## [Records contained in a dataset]
-*-

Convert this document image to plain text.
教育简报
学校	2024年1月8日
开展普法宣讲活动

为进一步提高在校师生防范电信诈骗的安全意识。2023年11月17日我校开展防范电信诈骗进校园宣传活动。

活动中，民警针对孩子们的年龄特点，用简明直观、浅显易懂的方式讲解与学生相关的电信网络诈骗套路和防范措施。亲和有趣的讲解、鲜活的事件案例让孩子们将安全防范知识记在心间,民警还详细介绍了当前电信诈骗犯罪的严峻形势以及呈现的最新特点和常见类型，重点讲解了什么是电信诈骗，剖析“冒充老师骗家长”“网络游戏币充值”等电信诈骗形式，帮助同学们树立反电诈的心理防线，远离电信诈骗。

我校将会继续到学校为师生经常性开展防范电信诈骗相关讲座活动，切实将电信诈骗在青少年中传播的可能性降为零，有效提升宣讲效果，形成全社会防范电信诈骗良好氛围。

-*-

## [Challenge]
Repeat back the data above, exact to the last character.

## [Answer below]
Convert this document image to plain text.
教育简报
学校	2024年1月8日
开展普法宣讲活动

为进一步提高在校师生防范电信诈骗的安全意识。2023年11月17日我校开展防范电信诈骗进校园宣传活动。

活动中，民警针对孩子们的年龄特点，用简明直观、浅显易懂的方式讲解与学生相关的电信网络诈骗套路和防范措施。亲和有趣的讲解、鲜活的事件案例让孩子们将安全防范知识记在心间,民警还详细介绍了当前电信诈骗犯罪的严峻形势以及呈现的最新特点和常见类型，重点讲解了什么是电信诈骗，剖析“冒充老师骗家长”“网络游戏币充值”等电信诈骗形式，帮助同学们树立反电诈的心理防线，远离电信诈骗。

我校将会继续到学校为师生经常性开展防范电信诈骗相关讲座活动，切实将电信诈骗在青少年中传播的可能性降为零，有效提升宣讲效果，形成全社会防范电信诈骗良好氛围。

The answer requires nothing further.